++++ DATA ROWS

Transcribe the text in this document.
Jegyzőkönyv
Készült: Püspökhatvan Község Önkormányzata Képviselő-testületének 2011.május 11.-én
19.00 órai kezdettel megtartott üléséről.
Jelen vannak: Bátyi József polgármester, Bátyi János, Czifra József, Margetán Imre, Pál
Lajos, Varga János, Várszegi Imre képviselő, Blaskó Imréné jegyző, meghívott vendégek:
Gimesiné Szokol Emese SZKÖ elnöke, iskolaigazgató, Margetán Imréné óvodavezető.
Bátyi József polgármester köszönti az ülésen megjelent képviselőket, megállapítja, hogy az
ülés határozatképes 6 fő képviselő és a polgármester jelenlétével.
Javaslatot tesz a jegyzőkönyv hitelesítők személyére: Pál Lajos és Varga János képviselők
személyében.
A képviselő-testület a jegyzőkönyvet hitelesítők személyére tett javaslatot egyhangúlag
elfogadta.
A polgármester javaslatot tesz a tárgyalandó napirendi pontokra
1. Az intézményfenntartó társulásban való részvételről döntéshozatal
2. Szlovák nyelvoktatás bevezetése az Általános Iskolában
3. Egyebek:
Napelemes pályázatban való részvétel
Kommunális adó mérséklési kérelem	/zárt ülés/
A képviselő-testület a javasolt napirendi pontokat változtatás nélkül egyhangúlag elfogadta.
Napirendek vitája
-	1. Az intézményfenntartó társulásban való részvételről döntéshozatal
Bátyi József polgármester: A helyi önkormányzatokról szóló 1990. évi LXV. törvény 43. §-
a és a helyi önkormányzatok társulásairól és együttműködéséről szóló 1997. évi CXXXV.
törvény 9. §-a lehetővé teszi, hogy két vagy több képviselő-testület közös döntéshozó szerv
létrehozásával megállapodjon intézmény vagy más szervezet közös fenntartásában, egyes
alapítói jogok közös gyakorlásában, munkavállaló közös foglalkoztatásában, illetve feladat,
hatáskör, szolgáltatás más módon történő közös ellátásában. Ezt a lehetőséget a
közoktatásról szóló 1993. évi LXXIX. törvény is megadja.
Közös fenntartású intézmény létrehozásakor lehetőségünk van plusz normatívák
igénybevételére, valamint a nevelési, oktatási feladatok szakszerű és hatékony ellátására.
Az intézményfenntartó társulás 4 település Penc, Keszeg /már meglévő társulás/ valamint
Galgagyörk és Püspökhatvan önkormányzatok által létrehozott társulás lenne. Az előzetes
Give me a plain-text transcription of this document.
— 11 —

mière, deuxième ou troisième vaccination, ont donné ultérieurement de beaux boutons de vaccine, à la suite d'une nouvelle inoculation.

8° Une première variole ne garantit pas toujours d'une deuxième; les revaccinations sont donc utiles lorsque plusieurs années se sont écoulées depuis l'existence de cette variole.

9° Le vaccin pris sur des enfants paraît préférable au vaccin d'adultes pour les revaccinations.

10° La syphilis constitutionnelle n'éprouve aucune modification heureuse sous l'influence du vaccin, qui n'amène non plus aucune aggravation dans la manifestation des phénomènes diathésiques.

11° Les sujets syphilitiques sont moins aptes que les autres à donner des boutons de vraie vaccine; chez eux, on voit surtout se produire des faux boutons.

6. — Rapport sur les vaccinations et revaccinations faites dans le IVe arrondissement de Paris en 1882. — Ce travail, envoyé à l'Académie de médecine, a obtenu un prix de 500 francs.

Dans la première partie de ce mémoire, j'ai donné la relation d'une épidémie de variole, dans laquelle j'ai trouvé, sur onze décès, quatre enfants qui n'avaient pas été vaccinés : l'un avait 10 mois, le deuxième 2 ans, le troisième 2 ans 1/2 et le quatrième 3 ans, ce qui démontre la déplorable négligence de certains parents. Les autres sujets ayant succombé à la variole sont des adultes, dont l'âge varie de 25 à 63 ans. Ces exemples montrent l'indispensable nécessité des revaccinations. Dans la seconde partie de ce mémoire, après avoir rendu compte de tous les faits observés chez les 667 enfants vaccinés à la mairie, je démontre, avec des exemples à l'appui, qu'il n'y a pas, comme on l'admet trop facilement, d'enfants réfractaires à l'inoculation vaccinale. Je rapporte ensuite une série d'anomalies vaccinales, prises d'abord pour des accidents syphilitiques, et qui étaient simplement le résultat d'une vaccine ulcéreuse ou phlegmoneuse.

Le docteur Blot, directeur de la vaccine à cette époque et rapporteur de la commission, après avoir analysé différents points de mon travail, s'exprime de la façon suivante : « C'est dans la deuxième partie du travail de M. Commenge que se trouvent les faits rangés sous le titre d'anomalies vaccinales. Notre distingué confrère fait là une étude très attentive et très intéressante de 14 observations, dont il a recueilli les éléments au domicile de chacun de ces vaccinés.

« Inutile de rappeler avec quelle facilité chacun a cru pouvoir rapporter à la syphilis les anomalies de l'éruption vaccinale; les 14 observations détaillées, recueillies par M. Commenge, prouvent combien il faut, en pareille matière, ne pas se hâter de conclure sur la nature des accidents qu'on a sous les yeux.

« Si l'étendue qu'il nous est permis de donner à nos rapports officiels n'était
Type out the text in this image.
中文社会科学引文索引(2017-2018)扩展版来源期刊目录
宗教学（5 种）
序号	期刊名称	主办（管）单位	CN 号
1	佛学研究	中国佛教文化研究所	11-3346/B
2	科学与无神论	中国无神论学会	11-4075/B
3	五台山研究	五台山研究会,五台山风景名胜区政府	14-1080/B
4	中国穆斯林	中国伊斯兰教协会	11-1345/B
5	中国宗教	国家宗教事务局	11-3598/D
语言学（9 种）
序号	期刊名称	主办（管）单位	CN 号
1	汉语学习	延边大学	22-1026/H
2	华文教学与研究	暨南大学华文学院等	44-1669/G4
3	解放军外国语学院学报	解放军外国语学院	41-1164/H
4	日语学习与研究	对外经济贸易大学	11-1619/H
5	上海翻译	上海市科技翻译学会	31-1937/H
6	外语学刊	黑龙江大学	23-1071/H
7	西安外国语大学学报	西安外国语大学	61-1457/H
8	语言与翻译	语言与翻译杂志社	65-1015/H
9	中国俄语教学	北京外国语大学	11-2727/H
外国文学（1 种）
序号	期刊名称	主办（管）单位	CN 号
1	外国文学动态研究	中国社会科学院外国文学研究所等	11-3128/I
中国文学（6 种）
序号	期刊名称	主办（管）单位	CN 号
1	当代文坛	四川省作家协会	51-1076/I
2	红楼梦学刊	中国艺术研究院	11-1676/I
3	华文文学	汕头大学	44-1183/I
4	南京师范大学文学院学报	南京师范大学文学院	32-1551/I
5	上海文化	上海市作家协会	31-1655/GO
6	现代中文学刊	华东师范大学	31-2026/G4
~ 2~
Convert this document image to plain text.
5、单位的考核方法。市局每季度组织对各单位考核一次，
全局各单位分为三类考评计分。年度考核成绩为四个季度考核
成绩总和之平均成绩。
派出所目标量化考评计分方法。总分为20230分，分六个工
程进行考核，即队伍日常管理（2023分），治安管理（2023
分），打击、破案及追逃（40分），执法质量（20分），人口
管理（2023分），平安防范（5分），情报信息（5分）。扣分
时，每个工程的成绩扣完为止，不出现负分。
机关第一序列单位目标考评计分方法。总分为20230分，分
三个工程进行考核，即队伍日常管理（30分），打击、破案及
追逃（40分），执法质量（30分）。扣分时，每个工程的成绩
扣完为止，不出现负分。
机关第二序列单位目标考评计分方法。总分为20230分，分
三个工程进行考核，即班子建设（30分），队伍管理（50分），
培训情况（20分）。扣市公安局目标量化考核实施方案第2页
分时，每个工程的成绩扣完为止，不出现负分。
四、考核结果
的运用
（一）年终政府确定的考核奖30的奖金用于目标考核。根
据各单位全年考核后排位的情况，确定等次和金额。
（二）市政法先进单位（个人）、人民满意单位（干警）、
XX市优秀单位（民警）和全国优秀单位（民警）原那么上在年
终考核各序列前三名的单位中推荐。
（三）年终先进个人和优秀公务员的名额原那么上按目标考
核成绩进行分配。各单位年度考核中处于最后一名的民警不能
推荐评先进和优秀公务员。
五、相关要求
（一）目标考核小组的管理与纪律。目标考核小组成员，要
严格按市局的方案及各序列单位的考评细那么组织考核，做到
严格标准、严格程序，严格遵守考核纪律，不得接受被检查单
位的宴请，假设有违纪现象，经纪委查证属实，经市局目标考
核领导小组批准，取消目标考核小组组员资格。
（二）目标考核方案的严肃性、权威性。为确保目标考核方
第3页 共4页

++++++++

TASK DETAILS: Copy each line of the preceding data that contains the string "valamint".

EXERCISE RESPONSE:
igénybevételére, valamint a nevelési, oktatási feladatok szakszerű és hatékony ellátására.
Az intézményfenntartó társulás 4 település Penc, Keszeg /már meglévő társulás/ valamint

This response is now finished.